Exercise requirements> In the material below, the lines containing the word "when" are required; copy each of them.

[Rows from a dataset]
== == ==

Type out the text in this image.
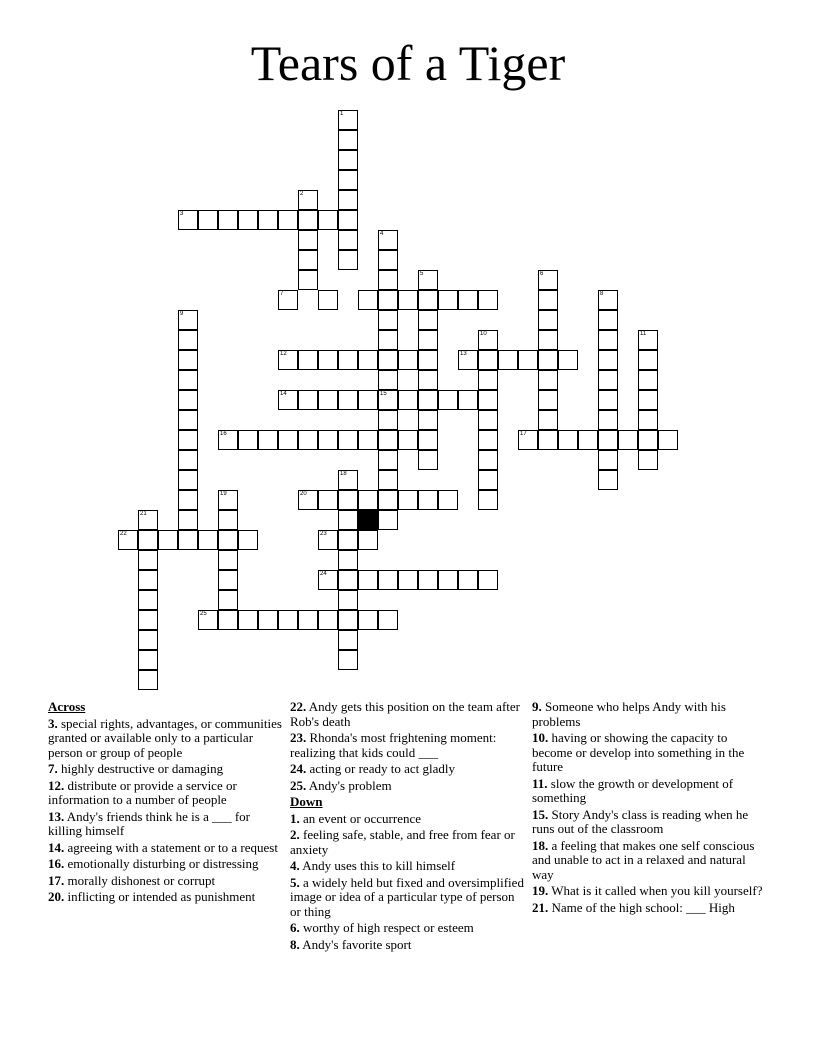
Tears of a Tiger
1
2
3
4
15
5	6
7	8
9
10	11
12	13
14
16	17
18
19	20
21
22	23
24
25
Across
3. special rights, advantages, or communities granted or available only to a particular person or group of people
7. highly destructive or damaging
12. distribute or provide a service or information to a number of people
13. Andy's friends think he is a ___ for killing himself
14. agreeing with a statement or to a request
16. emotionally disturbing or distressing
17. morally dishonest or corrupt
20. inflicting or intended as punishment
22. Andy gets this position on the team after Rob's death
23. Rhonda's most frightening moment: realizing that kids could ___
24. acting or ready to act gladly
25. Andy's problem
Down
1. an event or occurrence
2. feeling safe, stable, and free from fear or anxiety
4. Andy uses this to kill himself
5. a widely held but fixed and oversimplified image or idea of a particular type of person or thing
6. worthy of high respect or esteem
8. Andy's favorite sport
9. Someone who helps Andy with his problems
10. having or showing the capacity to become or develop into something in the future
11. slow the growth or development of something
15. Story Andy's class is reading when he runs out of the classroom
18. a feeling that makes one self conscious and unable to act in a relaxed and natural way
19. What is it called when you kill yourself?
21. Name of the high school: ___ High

== == ==

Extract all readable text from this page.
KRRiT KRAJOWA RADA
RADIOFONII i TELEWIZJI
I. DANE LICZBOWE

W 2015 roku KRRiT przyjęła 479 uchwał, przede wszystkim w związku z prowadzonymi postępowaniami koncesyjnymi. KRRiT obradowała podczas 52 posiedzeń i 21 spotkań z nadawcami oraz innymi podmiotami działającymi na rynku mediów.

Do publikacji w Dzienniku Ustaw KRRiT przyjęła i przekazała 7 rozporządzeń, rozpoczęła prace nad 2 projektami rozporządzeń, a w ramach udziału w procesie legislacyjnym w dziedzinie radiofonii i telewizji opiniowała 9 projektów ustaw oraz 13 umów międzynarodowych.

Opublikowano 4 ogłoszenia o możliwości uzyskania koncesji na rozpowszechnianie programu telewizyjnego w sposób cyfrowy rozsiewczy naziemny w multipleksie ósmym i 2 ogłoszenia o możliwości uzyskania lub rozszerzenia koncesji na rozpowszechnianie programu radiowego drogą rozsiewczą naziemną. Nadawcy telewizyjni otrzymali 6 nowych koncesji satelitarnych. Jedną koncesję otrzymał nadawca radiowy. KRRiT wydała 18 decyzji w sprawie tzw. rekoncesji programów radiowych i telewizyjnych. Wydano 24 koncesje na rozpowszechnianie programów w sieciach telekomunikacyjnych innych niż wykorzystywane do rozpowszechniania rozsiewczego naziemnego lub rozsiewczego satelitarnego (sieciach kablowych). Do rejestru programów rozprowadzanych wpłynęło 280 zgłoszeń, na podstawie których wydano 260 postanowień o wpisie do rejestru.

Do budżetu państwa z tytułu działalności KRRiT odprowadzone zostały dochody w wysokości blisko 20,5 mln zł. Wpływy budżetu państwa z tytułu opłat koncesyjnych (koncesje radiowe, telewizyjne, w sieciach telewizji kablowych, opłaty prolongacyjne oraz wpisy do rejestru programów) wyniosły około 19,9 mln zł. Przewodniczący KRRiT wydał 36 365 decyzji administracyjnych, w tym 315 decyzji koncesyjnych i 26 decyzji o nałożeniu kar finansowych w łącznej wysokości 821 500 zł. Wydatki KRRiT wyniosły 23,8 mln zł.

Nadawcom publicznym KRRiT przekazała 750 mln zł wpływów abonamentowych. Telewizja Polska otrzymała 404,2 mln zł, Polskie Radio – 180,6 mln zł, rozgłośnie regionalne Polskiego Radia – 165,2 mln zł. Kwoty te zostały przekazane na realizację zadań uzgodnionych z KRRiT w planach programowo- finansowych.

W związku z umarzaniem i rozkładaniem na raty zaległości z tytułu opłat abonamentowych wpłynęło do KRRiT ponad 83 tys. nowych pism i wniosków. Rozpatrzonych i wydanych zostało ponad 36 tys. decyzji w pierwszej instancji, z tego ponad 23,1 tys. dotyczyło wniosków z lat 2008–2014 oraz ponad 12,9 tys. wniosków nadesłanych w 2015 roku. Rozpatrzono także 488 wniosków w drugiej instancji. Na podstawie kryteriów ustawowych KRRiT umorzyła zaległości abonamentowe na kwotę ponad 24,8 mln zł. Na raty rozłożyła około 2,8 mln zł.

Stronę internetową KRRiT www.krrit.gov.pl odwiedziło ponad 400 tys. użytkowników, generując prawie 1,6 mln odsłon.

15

== == ==

Output of the exercise>
15. Story Andy's class is reading when he runs out of the classroom
19. What is it called when you kill yourself?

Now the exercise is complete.